TASK DIRECTIONS:
Each entry below is to be written out exactly, and the pictures are to be left out.

WORKING DATA:
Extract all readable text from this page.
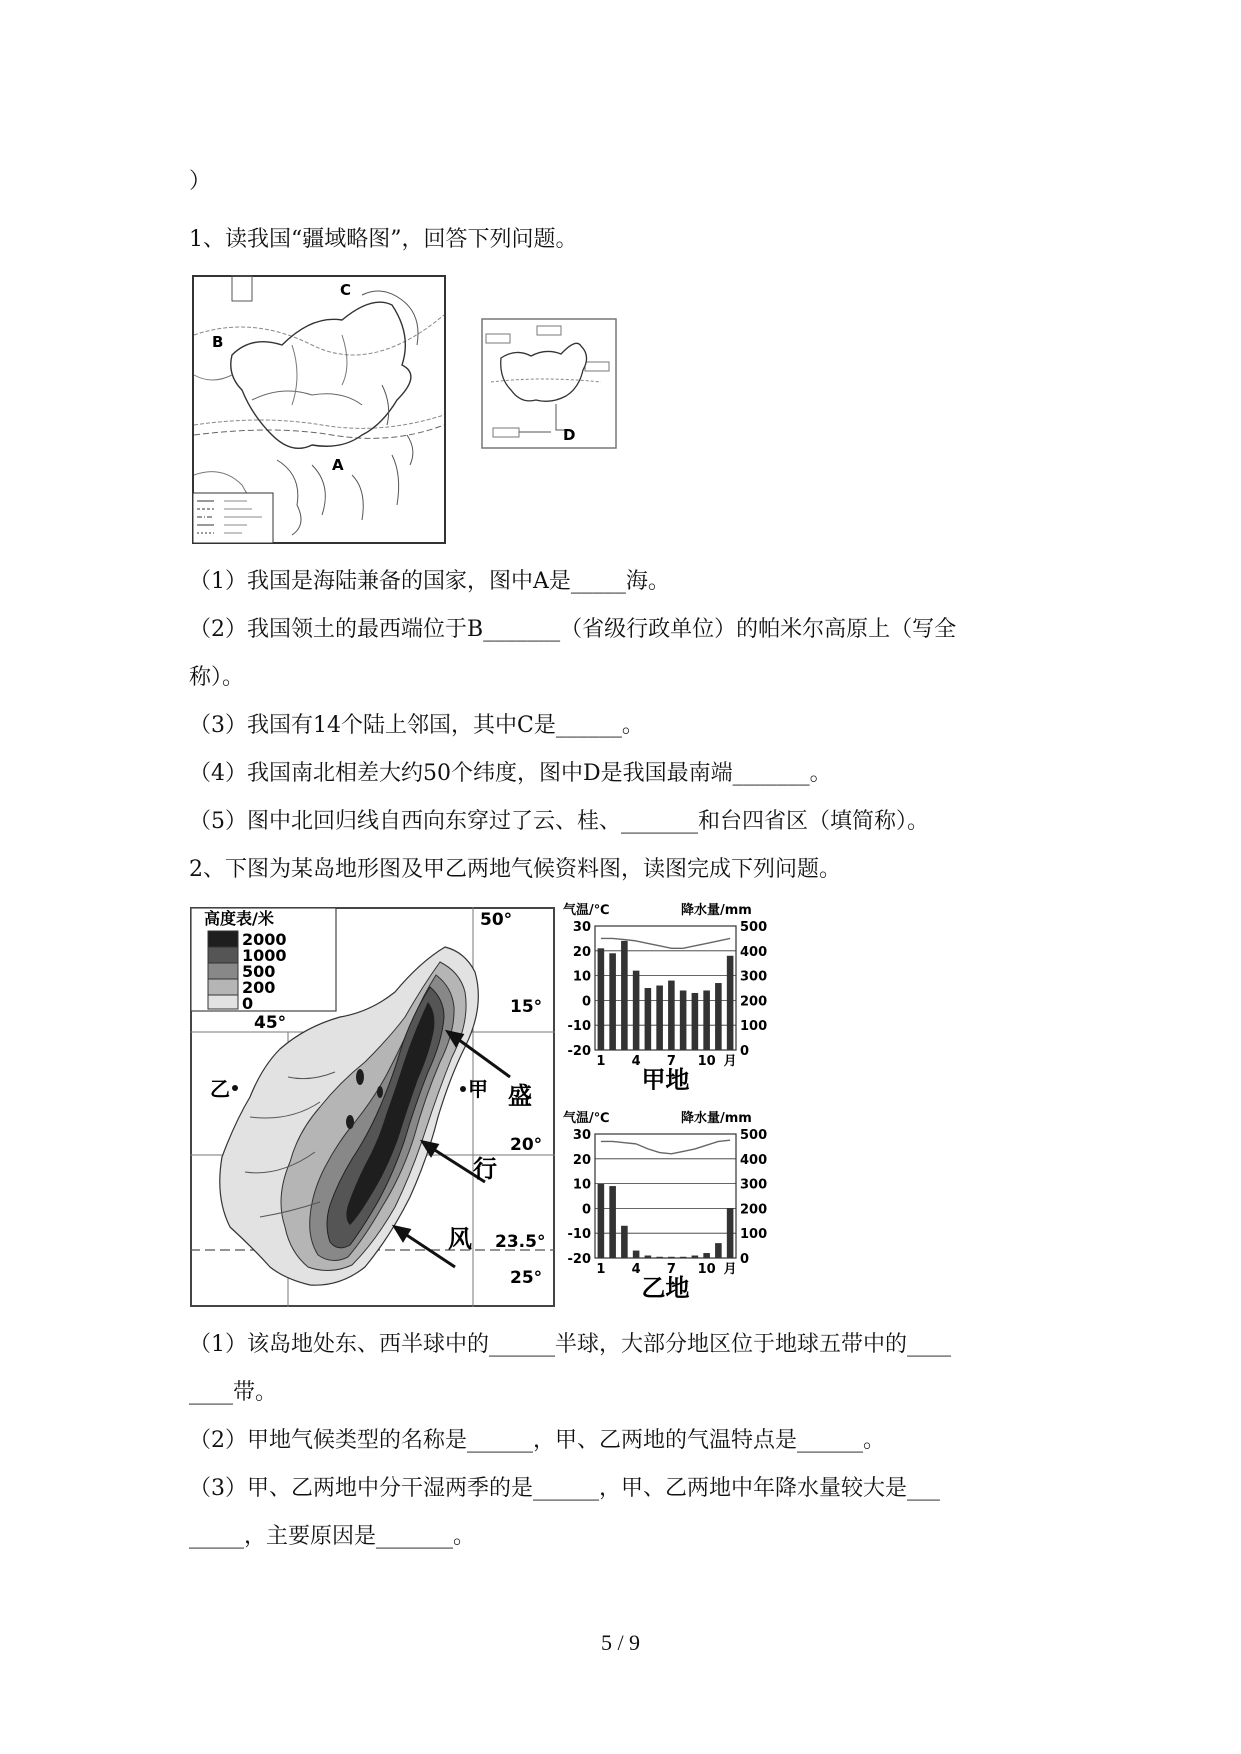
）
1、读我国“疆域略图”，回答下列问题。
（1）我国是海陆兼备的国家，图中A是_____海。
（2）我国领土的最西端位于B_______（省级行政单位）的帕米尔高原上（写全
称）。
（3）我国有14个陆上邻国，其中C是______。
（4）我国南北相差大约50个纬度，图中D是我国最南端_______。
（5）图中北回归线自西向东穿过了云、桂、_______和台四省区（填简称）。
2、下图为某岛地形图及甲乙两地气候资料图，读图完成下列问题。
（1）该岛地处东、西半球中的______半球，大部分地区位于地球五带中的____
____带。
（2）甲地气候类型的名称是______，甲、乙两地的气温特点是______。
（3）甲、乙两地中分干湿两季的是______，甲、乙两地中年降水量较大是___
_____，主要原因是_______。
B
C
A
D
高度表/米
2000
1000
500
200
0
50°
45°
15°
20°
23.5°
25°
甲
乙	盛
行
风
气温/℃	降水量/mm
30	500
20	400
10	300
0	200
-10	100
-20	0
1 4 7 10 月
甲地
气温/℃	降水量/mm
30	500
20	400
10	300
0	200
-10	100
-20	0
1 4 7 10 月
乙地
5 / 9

WORKED SOLUTION:
Extract all readable text from this page.
）
1、读我国“疆域略图”，回答下列问题。
（1）我国是海陆兼备的国家，图中A是_____海。
（2）我国领土的最西端位于B_______（省级行政单位）的帕米尔高原上（写全
称）。
（3）我国有14个陆上邻国，其中C是______。
（4）我国南北相差大约50个纬度，图中D是我国最南端_______。
（5）图中北回归线自西向东穿过了云、桂、_______和台四省区（填简称）。
2、下图为某岛地形图及甲乙两地气候资料图，读图完成下列问题。
（1）该岛地处东、西半球中的______半球，大部分地区位于地球五带中的____
____带。
（2）甲地气候类型的名称是______，甲、乙两地的气温特点是______。
（3）甲、乙两地中分干湿两季的是______，甲、乙两地中年降水量较大是___
_____，主要原因是_______。
B
C
A
D
高度表/米
2000
1000
500
200
0
50°
45°
15°
20°
23.5°
25°
甲
乙	盛
行
风
气温/℃	降水量/mm
30	500
20	400
10	300
0	200
-10	100
-20	0
1 4 7 10 月
甲地
气温/℃	降水量/mm
30	500
20	400
10	300
0	200
-10	100
-20	0
1 4 7 10 月
乙地
5 / 9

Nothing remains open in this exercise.